**Short exercise**
Put every line of the items below into a JSON list of strings, one string per line, and skip blank lines. Leave the pictures out.

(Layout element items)
-- Begin --
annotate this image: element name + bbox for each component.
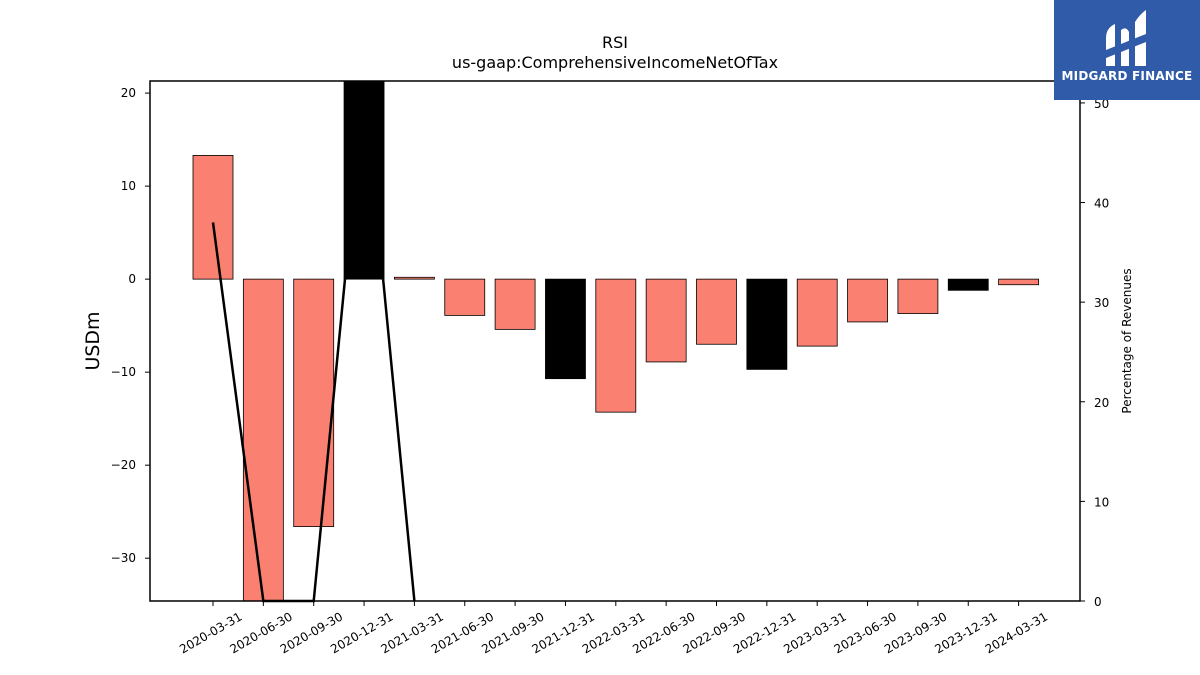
- chart-title: RSI: [602, 33, 628, 52]
- plot-frame: [149, 80, 1081, 602]
- y2-tick-label: 40: [1094, 197, 1109, 211]
- bars-layer: [192, 80, 1039, 602]
- bar: [242, 278, 284, 602]
- y2-tick-label: 20: [1094, 396, 1109, 410]
- y-tick-label: 10: [121, 179, 136, 193]
- bar: [998, 278, 1039, 286]
- y2-tick-label: 0: [1094, 595, 1102, 609]
- bar: [645, 278, 687, 363]
- bar: [293, 278, 335, 527]
- x-axis: 2020-03-312020-06-302020-09-302020-12-31…: [177, 601, 1050, 656]
- bar: [897, 278, 939, 314]
- y2-tick-label: 30: [1094, 296, 1109, 310]
- y-axis-label: USDm: [82, 311, 104, 370]
- logo-mark-icon: [1106, 10, 1146, 66]
- y-tick-label: −30: [111, 551, 136, 565]
- bar: [444, 278, 486, 316]
- y-axis: 20 10 0 −10 −20 −30: [111, 86, 150, 565]
- y2-axis-label: Percentage of Revenues: [1120, 268, 1134, 413]
- y-tick-label: 20: [121, 86, 136, 100]
- bar: [947, 278, 989, 291]
- bar: [192, 155, 234, 280]
- y-tick-label: −20: [111, 458, 136, 472]
- bar: [595, 278, 637, 413]
- y2-axis: 0 10 20 30 40 50: [1080, 97, 1109, 609]
- bar: [696, 278, 737, 345]
- bar: [796, 278, 838, 347]
- bar: [393, 276, 435, 280]
- bar: [494, 278, 536, 330]
- chart-subtitle: us-gaap:ComprehensiveIncomeNetOfTax: [452, 53, 778, 72]
- bar: [545, 278, 586, 380]
- y2-tick-label: 50: [1094, 97, 1109, 111]
- y-tick-label: 0: [128, 272, 136, 286]
- bar: [746, 278, 788, 370]
- bar: [343, 80, 385, 280]
- bar: [847, 278, 888, 323]
- y2-tick-label: 10: [1094, 495, 1109, 509]
- logo-text: MIDGARD FINANCE: [1061, 69, 1193, 83]
- y-tick-label: −10: [111, 365, 136, 379]
- brand-logo: MIDGARD FINANCE: [1054, 0, 1200, 100]
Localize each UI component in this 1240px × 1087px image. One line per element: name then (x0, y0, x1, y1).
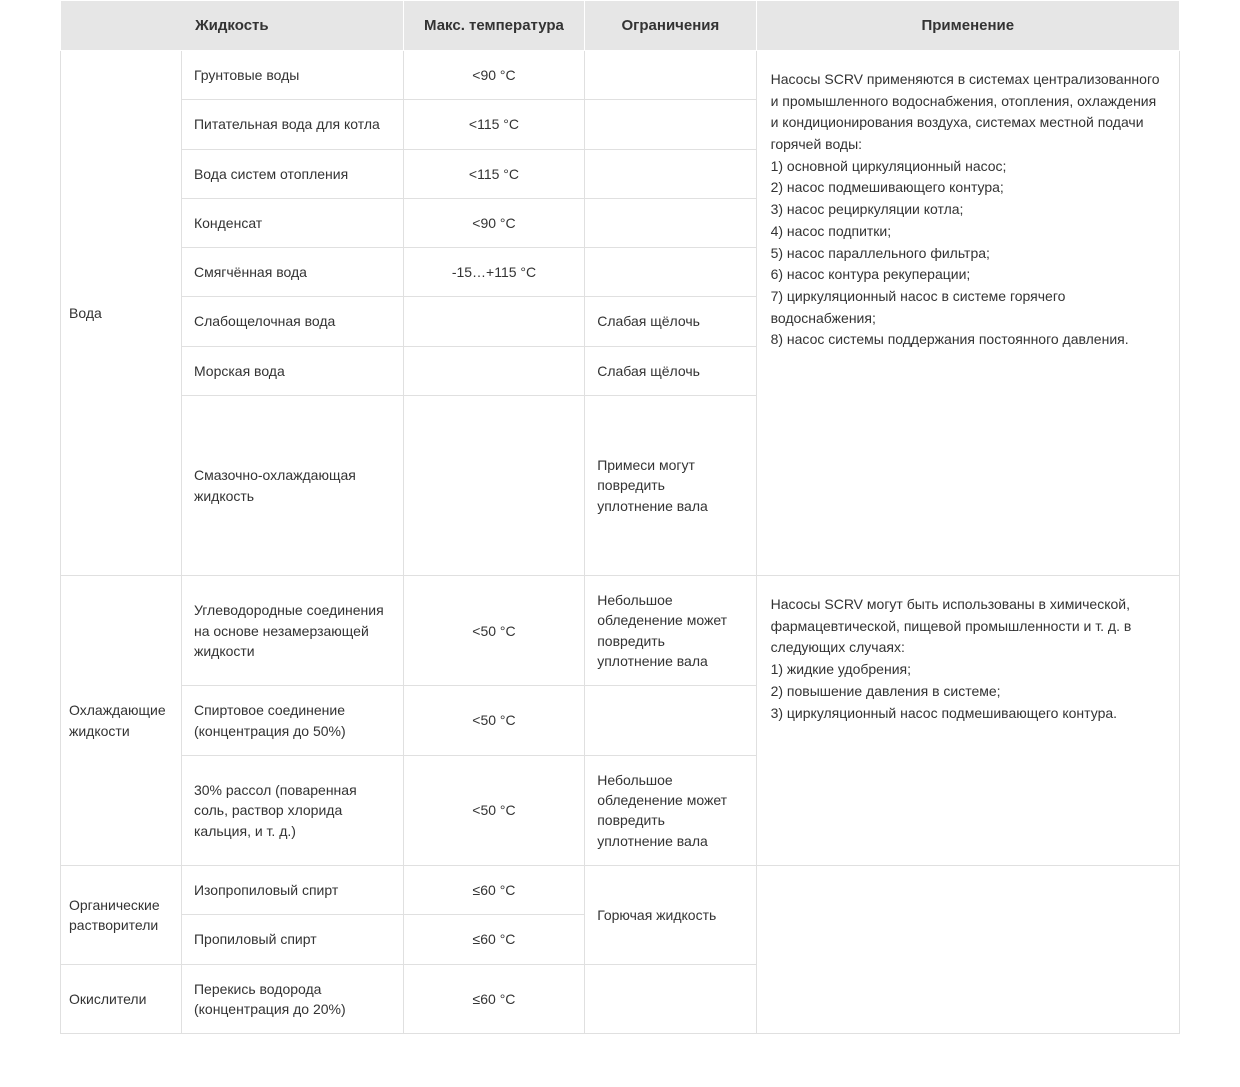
category-coolant: Охлаждающие жидкости (61, 576, 182, 866)
pump-liquids-table: Жидкость Макс. температура Ограничения П… (60, 0, 1180, 1034)
app-item: 2) повышение давления в системе; (771, 681, 1165, 703)
limit-cell (585, 51, 756, 100)
temp-cell: <50 °C (403, 686, 584, 756)
temp-cell: <90 °C (403, 51, 584, 100)
app-item: 1) жидкие удобрения; (771, 659, 1165, 681)
limit-cell (585, 100, 756, 149)
app-item: 2) насос подмешивающего контура; (771, 177, 1165, 199)
temp-cell: <50 °C (403, 576, 584, 686)
limit-cell: Слабая щёлочь (585, 297, 756, 346)
category-solvents: Органические растворители (61, 866, 182, 965)
app-text: Насосы SCRV применяются в системах центр… (771, 69, 1165, 156)
liquid-cell: Углеводородные соединения на основе неза… (181, 576, 403, 686)
liquid-cell: Пропиловый спирт (181, 915, 403, 964)
application-solvents (756, 866, 1179, 1034)
app-item: 3) насос рециркуляции котла; (771, 199, 1165, 221)
app-item: 5) насос параллельного фильтра; (771, 243, 1165, 265)
liquid-cell: Питательная вода для котла (181, 100, 403, 149)
temp-cell: <115 °C (403, 149, 584, 198)
app-item: 4) насос подпитки; (771, 221, 1165, 243)
app-item: 8) насос системы поддержания постоянного… (771, 329, 1165, 351)
temp-cell: <50 °C (403, 755, 584, 865)
temp-cell (403, 396, 584, 576)
application-coolant: Насосы SCRV могут быть использованы в хи… (756, 576, 1179, 866)
temp-cell (403, 346, 584, 395)
liquid-cell: Смягчённая вода (181, 248, 403, 297)
limit-cell: Примеси могут повредить уплотнение вала (585, 396, 756, 576)
limit-cell (585, 198, 756, 247)
temp-cell: ≤60 °C (403, 915, 584, 964)
col-liquid: Жидкость (61, 1, 404, 51)
temp-cell (403, 297, 584, 346)
category-water: Вода (61, 51, 182, 576)
app-item: 6) насос контура рекуперации; (771, 264, 1165, 286)
col-limit: Ограничения (585, 1, 756, 51)
table-row: Органические растворители Изопропиловый … (61, 866, 1180, 915)
app-item: 1) основной циркуляционный насос; (771, 156, 1165, 178)
liquid-cell: Перекись водорода (концентрация до 20%) (181, 964, 403, 1034)
app-item: 3) циркуляционный насос подмешивающего к… (771, 703, 1165, 725)
liquid-cell: Спиртовое соединение (концентрация до 50… (181, 686, 403, 756)
table-row: Вода Грунтовые воды <90 °C Насосы SCRV п… (61, 51, 1180, 100)
temp-cell: -15…+115 °C (403, 248, 584, 297)
liquid-cell: Слабощелочная вода (181, 297, 403, 346)
limit-cell: Горючая жидкость (585, 866, 756, 965)
temp-cell: ≤60 °C (403, 964, 584, 1034)
col-temp: Макс. температура (403, 1, 584, 51)
temp-cell: ≤60 °C (403, 866, 584, 915)
liquid-cell: Грунтовые воды (181, 51, 403, 100)
temp-cell: <90 °C (403, 198, 584, 247)
application-water: Насосы SCRV применяются в системах центр… (756, 51, 1179, 576)
limit-cell (585, 149, 756, 198)
liquid-cell: Смазочно-охлаждающая жидкость (181, 396, 403, 576)
limit-cell: Небольшое обледенение может повредить уп… (585, 755, 756, 865)
col-application: Применение (756, 1, 1179, 51)
liquid-cell: Морская вода (181, 346, 403, 395)
table-row: Охлаждающие жидкости Углеводородные соед… (61, 576, 1180, 686)
limit-cell: Слабая щёлочь (585, 346, 756, 395)
app-text: Насосы SCRV могут быть использованы в хи… (771, 594, 1165, 659)
limit-cell: Небольшое обледенение может повредить уп… (585, 576, 756, 686)
liquid-cell: 30% рассол (поваренная соль, раствор хло… (181, 755, 403, 865)
liquid-cell: Изопропиловый спирт (181, 866, 403, 915)
category-oxidizers: Окислители (61, 964, 182, 1034)
app-item: 7) циркуляционный насос в системе горяче… (771, 286, 1165, 329)
liquid-cell: Вода систем отопления (181, 149, 403, 198)
limit-cell (585, 964, 756, 1034)
liquid-cell: Конденсат (181, 198, 403, 247)
table-header-row: Жидкость Макс. температура Ограничения П… (61, 1, 1180, 51)
limit-cell (585, 686, 756, 756)
limit-cell (585, 248, 756, 297)
temp-cell: <115 °C (403, 100, 584, 149)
-- End --
**Written reply**
[
  "annotate this image: element name + bbox for each component.",
  "- chart-title: RSI: [602, 33, 628, 52]",
  "- plot-frame: [149, 80, 1081, 602]",
  "- y2-tick-label: 40: [1094, 197, 1109, 211]",
  "- bars-layer: [192, 80, 1039, 602]",
  "- bar: [242, 278, 284, 602]",
  "- y2-tick-label: 20: [1094, 396, 1109, 410]",
  "- y-tick-label: 10: [121, 179, 136, 193]",
  "- bar: [998, 278, 1039, 286]",
  "- y2-tick-label: 0: [1094, 595, 1102, 609]",
  "- bar: [645, 278, 687, 363]",
  "- bar: [293, 278, 335, 527]",
  "- x-axis: 2020-03-312020-06-302020-09-302020-12-31…: [177, 601, 1050, 656]",
  "- bar: [897, 278, 939, 314]",
  "- y2-tick-label: 30: [1094, 296, 1109, 310]",
  "- y-axis-label: USDm: [82, 311, 104, 370]",
  "- logo-mark-icon: [1106, 10, 1146, 66]",
  "- y-tick-label: −30: [111, 551, 136, 565]",
  "- bar: [444, 278, 486, 316]",
  "- y-axis: 20 10 0 −10 −20 −30: [111, 86, 150, 565]",
  "- y2-axis-label: Percentage of Revenues: [1120, 268, 1134, 413]",
  "- y-tick-label: 20: [121, 86, 136, 100]",
  "- bar: [947, 278, 989, 291]",
  "- bar: [192, 155, 234, 280]",
  "- y-tick-label: −20: [111, 458, 136, 472]",
  "- bar: [595, 278, 637, 413]",
  "- y2-axis: 0 10 20 30 40 50: [1080, 97, 1109, 609]",
  "- bar: [696, 278, 737, 345]",
  "- bar: [796, 278, 838, 347]",
  "- bar: [393, 276, 435, 280]",
  "- bar: [494, 278, 536, 330]",
  "- chart-subtitle: us-gaap:ComprehensiveIncomeNetOfTax: [452, 53, 778, 72]",
  "- bar: [545, 278, 586, 380]",
  "- y2-tick-label: 50: [1094, 97, 1109, 111]",
  "- y-tick-label: 0: [128, 272, 136, 286]",
  "- bar: [746, 278, 788, 370]",
  "- bar: [343, 80, 385, 280]",
  "- bar: [847, 278, 888, 323]",
  "- y2-tick-label: 10: [1094, 495, 1109, 509]",
  "- logo-text: MIDGARD FINANCE: [1061, 69, 1193, 83]",
  "- y-tick-label: −10: [111, 365, 136, 379]",
  "- brand-logo: MIDGARD FINANCE: [1054, 0, 1200, 100]",
  "Localize each UI component in this 1240px × 1087px image. One line per element: name then (x0, y0, x1, y1).",
  "category-coolant: Охлаждающие жидкости (61, 576, 182, 866)",
  "pump-liquids-table: Жидкость Макс. температура Ограничения П… (60, 0, 1180, 1034)",
  "app-item: 2) повышение давления в системе; (771, 681, 1165, 703)",
  "limit-cell (585, 51, 756, 100)",
  "temp-cell: <50 °C (403, 686, 584, 756)",
  "temp-cell: <90 °C (403, 51, 584, 100)",
  "app-item: 1) жидкие удобрения; (771, 659, 1165, 681)",
  "limit-cell (585, 100, 756, 149)",
  "app-item: 2) насос подмешивающего контура; (771, 177, 1165, 199)",
  "temp-cell: <50 °C (403, 576, 584, 686)",
  "limit-cell: Слабая щёлочь (585, 297, 756, 346)",
  "category-solvents: Органические растворители (61, 866, 182, 965)",
  "app-text: Насосы SCRV применяются в системах центр… (771, 69, 1165, 156)",
  "liquid-cell: Углеводородные соединения на основе неза… (181, 576, 403, 686)",
  "liquid-cell: Пропиловый спирт (181, 915, 403, 964)",
  "application-solvents (756, 866, 1179, 1034)",
  "app-item: 3) насос рециркуляции котла; (771, 199, 1165, 221)",
  "app-item: 5) насос параллельного фильтра; (771, 243, 1165, 265)",
  "liquid-cell: Питательная вода для котла (181, 100, 403, 149)",
  "temp-cell: <115 °C (403, 149, 584, 198)",
  "app-item: 4) насос подпитки; (771, 221, 1165, 243)",
  "app-item: 8) насос системы поддержания постоянного… (771, 329, 1165, 351)",
  "temp-cell: <50 °C (403, 755, 584, 865)",
  "temp-cell (403, 396, 584, 576)",
  "application-coolant: Насосы SCRV могут быть использованы в хи… (756, 576, 1179, 866)",
  "temp-cell (403, 346, 584, 395)",
  "liquid-cell: Смягчённая вода (181, 248, 403, 297)",
  "limit-cell: Примеси могут повредить уплотнение вала (585, 396, 756, 576)",
  "limit-cell (585, 198, 756, 247)",
  "temp-cell: ≤60 °C (403, 915, 584, 964)",
  "col-liquid: Жидкость (61, 1, 404, 51)",
  "temp-cell (403, 297, 584, 346)",
  "category-water: Вода (61, 51, 182, 576)",
  "app-item: 6) насос контура рекуперации; (771, 264, 1165, 286)",
  "col-limit: Ограничения (585, 1, 756, 51)",
  "table-row: Органические растворители Изопропиловый … (61, 866, 1180, 915)",
  "app-item: 1) основной циркуляционный насос; (771, 156, 1165, 178)",
  "liquid-cell: Перекись водорода (концентрация до 20%) (181, 964, 403, 1034)",
  "app-item: 3) циркуляционный насос подмешивающего к… (771, 703, 1165, 725)",
  "liquid-cell: Спиртовое соединение (концентрация до 50… (181, 686, 403, 756)",
  "table-row: Вода Грунтовые воды <90 °C Насосы SCRV п… (61, 51, 1180, 100)",
  "temp-cell: -15…+115 °C (403, 248, 584, 297)",
  "liquid-cell: Слабощелочная вода (181, 297, 403, 346)",
  "limit-cell: Горючая жидкость (585, 866, 756, 965)",
  "temp-cell: ≤60 °C (403, 964, 584, 1034)",
  "col-temp: Макс. температура (403, 1, 584, 51)",
  "temp-cell: ≤60 °C (403, 866, 584, 915)",
  "liquid-cell: Грунтовые воды (181, 51, 403, 100)",
  "temp-cell: <90 °C (403, 198, 584, 247)",
  "application-water: Насосы SCRV применяются в системах центр… (756, 51, 1179, 576)",
  "limit-cell (585, 149, 756, 198)",
  "liquid-cell: Смазочно-охлаждающая жидкость (181, 396, 403, 576)",
  "limit-cell: Небольшое обледенение может повредить уп… (585, 755, 756, 865)",
  "col-application: Применение (756, 1, 1179, 51)",
  "liquid-cell: Морская вода (181, 346, 403, 395)",
  "table-row: Охлаждающие жидкости Углеводородные соед… (61, 576, 1180, 686)",
  "limit-cell: Слабая щёлочь (585, 346, 756, 395)",
  "app-text: Насосы SCRV могут быть использованы в хи… (771, 594, 1165, 659)",
  "limit-cell: Небольшое обледенение может повредить уп… (585, 576, 756, 686)",
  "liquid-cell: 30% рассол (поваренная соль, раствор хло… (181, 755, 403, 865)",
  "liquid-cell: Изопропиловый спирт (181, 866, 403, 915)",
  "category-oxidizers: Окислители (61, 964, 182, 1034)",
  "app-item: 7) циркуляционный насос в системе горяче… (771, 286, 1165, 329)",
  "liquid-cell: Вода систем отопления (181, 149, 403, 198)",
  "limit-cell (585, 964, 756, 1034)",
  "liquid-cell: Конденсат (181, 198, 403, 247)",
  "table-header-row: Жидкость Макс. температура Ограничения П… (61, 1, 1180, 51)",
  "limit-cell (585, 686, 756, 756)",
  "limit-cell (585, 248, 756, 297)",
  "temp-cell: <115 °C (403, 100, 584, 149)"
]